• Given task
Give the number of lines in this listing that contain the word "无纱塑钢窗", and nothing else.

===== Records for this task =====

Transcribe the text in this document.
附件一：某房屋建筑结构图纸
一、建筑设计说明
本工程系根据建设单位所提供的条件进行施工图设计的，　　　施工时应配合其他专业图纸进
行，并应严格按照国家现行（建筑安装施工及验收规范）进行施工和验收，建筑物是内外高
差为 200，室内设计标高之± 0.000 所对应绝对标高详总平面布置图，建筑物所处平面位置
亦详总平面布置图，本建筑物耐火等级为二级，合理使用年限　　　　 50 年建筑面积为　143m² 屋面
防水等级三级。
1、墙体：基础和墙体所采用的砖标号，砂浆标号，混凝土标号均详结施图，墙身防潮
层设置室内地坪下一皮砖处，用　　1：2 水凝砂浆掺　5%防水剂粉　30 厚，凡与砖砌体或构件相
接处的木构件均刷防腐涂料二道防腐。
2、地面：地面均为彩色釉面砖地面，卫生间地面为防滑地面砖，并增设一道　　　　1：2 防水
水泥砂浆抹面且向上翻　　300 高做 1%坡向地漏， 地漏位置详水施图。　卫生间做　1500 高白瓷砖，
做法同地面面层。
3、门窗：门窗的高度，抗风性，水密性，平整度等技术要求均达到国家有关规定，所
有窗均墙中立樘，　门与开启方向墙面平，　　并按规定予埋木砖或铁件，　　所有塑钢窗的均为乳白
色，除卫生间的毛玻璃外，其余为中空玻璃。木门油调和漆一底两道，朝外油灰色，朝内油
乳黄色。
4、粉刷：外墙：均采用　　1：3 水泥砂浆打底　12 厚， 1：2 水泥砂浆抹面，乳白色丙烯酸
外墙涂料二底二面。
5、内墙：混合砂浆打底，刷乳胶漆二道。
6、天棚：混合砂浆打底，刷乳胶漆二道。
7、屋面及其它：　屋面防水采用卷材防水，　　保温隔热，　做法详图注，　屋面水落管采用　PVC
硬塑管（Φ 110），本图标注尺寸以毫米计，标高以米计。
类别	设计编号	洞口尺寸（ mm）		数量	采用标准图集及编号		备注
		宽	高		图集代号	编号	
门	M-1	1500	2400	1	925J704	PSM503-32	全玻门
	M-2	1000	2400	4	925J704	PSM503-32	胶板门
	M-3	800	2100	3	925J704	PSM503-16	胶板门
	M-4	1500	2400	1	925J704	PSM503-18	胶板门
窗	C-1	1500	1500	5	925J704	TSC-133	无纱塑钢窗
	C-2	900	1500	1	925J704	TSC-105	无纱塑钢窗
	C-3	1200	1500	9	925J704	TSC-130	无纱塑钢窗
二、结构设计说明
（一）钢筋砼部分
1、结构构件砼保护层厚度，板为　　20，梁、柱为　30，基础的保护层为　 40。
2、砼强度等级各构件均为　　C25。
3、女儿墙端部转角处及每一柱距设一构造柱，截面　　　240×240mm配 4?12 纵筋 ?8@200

=====

• Complete output
3